Material provided:

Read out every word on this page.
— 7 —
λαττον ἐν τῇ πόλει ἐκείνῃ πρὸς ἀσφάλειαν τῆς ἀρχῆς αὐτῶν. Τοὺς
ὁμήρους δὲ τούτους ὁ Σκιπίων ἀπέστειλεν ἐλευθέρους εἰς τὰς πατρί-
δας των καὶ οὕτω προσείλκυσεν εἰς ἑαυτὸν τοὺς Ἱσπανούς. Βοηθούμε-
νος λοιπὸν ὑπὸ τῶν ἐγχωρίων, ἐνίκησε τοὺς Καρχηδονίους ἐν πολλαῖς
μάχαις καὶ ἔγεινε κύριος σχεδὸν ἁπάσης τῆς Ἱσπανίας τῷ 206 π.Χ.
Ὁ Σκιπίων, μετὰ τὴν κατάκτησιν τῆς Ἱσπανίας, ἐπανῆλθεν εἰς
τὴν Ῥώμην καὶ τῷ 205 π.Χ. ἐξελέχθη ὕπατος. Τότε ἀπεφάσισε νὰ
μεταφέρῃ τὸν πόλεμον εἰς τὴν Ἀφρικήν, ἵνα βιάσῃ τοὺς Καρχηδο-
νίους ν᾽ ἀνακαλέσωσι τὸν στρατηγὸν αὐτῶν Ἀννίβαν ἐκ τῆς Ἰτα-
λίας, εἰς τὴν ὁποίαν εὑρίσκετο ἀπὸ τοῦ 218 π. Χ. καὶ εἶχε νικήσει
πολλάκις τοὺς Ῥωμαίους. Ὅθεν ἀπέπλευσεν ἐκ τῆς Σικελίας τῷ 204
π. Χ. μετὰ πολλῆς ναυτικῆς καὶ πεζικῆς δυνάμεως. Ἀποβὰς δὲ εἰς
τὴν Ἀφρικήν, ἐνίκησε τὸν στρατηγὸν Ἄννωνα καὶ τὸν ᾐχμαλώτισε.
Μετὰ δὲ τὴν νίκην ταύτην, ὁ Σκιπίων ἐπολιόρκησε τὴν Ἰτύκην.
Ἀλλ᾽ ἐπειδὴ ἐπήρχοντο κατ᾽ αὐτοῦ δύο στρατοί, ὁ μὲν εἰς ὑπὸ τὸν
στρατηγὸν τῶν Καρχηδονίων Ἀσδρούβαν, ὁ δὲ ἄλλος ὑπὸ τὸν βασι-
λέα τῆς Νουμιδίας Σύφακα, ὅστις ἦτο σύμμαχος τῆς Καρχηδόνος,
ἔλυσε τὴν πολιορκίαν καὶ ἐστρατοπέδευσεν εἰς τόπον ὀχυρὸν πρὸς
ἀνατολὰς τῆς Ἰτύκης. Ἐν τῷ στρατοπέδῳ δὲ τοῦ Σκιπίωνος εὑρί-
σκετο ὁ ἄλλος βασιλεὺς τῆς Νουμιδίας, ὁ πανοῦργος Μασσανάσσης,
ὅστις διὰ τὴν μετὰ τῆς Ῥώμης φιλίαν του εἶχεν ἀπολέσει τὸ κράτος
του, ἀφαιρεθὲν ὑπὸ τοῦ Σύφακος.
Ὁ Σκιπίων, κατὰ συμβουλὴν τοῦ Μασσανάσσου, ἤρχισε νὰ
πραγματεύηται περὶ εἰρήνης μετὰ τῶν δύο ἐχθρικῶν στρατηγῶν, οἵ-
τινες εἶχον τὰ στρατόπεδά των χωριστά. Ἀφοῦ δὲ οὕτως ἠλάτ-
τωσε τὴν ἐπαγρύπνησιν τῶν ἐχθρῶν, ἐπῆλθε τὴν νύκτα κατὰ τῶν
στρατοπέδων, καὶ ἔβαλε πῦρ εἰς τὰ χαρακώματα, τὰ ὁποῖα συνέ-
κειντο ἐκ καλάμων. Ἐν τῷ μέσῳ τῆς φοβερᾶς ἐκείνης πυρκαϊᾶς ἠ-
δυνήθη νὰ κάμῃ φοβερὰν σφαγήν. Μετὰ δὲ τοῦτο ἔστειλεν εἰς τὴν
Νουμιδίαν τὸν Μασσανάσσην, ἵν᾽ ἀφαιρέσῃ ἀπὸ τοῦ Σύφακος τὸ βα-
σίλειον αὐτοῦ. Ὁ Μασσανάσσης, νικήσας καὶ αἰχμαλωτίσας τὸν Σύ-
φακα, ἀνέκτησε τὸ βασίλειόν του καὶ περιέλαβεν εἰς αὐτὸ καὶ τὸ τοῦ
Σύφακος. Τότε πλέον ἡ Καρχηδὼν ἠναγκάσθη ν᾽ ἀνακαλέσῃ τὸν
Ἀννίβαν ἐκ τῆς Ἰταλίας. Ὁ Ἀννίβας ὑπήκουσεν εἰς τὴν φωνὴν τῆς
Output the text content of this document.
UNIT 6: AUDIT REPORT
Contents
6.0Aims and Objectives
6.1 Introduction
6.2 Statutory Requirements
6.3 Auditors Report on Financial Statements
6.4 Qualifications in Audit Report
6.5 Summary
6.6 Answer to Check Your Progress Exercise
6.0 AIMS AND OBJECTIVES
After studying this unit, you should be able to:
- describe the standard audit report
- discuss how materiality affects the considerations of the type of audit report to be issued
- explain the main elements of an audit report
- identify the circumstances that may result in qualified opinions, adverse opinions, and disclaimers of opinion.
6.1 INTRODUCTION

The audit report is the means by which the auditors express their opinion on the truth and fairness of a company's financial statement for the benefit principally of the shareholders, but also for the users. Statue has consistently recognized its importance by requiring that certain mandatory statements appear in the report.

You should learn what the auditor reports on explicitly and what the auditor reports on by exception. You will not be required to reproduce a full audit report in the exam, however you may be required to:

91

Task objective:
Reproduce only the lines between the line containing "Output the text content of this document." and the last line of the records, those two lines included, exactly.

Full answer:
Output the text content of this document.
UNIT 6: AUDIT REPORT
Contents
6.0Aims and Objectives
6.1 Introduction
6.2 Statutory Requirements
6.3 Auditors Report on Financial Statements
6.4 Qualifications in Audit Report
6.5 Summary
6.6 Answer to Check Your Progress Exercise
6.0 AIMS AND OBJECTIVES
After studying this unit, you should be able to:
- describe the standard audit report
- discuss how materiality affects the considerations of the type of audit report to be issued
- explain the main elements of an audit report
- identify the circumstances that may result in qualified opinions, adverse opinions, and disclaimers of opinion.
6.1 INTRODUCTION

The audit report is the means by which the auditors express their opinion on the truth and fairness of a company's financial statement for the benefit principally of the shareholders, but also for the users. Statue has consistently recognized its importance by requiring that certain mandatory statements appear in the report.

You should learn what the auditor reports on explicitly and what the auditor reports on by exception. You will not be required to reproduce a full audit report in the exam, however you may be required to:

91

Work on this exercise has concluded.